How many lines of the items below contain the string "delete"? Reply with the number only.

Layout annotation items:
• • • • • • •
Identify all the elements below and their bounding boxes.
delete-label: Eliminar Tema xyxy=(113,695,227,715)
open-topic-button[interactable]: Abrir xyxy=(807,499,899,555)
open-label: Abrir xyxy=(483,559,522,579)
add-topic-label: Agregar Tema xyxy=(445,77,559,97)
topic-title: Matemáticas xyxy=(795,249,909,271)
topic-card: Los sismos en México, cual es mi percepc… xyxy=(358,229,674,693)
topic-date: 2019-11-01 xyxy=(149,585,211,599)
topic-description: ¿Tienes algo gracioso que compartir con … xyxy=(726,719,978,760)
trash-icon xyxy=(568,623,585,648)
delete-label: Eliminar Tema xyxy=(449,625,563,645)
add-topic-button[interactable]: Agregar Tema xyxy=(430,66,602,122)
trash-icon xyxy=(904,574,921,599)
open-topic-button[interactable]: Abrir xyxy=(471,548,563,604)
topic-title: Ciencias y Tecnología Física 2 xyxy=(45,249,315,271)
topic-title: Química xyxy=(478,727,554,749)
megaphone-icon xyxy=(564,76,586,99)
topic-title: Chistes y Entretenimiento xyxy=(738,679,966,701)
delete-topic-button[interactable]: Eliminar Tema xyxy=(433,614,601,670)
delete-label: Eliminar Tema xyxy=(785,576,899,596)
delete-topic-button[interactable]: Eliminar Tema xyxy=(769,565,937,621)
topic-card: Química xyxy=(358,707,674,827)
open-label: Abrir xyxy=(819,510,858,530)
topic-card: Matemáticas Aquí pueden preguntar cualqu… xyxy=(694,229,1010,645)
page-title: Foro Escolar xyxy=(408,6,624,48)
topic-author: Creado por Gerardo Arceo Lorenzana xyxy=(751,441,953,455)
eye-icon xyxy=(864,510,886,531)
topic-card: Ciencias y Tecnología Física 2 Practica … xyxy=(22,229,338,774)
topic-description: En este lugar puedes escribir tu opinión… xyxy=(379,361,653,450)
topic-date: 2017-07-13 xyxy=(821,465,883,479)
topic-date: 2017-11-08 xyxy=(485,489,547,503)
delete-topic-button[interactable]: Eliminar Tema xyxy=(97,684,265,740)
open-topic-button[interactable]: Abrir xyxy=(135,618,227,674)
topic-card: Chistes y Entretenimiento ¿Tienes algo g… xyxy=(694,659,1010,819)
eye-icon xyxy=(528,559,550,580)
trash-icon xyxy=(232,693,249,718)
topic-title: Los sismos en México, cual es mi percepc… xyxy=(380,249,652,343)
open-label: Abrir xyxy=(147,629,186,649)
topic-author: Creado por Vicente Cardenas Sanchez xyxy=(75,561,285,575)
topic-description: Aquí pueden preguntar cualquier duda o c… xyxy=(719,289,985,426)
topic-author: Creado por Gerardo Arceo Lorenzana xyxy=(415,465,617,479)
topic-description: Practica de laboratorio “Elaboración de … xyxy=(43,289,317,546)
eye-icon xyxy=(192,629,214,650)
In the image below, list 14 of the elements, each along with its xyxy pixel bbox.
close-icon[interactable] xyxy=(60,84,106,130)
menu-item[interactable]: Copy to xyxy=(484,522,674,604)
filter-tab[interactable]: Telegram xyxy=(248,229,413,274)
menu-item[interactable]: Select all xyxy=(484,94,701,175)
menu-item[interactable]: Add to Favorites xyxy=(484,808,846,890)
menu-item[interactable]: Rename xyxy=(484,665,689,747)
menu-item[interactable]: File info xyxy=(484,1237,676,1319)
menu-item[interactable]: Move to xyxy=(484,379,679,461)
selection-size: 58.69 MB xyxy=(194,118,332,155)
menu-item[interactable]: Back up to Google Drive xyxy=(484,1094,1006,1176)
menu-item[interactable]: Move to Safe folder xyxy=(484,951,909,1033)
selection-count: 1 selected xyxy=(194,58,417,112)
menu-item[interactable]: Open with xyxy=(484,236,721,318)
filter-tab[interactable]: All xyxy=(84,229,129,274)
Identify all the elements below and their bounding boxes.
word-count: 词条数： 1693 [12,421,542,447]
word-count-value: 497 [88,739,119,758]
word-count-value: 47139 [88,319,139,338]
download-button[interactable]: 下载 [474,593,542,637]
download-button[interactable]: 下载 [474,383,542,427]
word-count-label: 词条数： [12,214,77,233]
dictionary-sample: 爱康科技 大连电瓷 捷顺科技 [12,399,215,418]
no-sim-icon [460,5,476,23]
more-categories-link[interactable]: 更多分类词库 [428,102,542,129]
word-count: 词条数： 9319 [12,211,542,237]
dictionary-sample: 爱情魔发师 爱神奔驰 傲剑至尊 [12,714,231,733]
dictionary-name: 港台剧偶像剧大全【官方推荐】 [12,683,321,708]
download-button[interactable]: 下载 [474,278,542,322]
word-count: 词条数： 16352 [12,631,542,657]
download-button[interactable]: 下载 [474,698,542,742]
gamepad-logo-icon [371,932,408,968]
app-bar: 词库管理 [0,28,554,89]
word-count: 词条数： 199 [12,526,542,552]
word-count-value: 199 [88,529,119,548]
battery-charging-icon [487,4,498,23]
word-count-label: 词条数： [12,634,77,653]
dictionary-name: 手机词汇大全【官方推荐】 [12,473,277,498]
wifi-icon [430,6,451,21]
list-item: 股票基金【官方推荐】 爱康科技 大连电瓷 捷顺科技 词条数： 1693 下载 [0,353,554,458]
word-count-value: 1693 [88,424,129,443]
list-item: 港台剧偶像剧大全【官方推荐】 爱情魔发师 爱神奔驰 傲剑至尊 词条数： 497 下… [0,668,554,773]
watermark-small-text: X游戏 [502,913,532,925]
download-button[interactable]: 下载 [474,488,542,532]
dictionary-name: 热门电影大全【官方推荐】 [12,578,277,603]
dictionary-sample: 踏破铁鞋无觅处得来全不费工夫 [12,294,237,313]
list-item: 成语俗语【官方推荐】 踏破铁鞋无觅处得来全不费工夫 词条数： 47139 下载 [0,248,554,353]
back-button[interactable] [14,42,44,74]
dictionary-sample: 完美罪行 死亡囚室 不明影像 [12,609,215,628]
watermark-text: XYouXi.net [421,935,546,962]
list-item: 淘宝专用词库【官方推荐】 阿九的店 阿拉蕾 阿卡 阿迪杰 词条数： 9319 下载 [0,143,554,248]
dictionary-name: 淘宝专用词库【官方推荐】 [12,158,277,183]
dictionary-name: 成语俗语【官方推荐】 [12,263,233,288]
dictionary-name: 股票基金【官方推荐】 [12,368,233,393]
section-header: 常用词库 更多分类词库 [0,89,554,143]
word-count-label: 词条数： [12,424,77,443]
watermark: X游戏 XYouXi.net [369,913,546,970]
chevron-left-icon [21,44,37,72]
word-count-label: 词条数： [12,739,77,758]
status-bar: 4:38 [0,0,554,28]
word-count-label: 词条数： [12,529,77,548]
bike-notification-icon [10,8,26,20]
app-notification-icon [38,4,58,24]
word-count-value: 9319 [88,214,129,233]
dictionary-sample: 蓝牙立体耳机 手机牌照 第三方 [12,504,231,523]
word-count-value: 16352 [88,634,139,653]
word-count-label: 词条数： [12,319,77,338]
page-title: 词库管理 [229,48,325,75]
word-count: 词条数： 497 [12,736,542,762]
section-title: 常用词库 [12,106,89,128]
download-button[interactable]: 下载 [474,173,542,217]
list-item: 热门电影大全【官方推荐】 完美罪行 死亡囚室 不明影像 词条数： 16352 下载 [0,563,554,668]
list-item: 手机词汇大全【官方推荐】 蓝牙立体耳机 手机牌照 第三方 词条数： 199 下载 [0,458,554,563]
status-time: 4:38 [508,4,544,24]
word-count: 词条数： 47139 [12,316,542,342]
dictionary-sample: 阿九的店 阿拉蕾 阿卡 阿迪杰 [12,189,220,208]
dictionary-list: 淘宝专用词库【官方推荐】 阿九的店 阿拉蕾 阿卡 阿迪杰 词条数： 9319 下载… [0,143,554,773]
• • • • • • •
| Response to this task |
6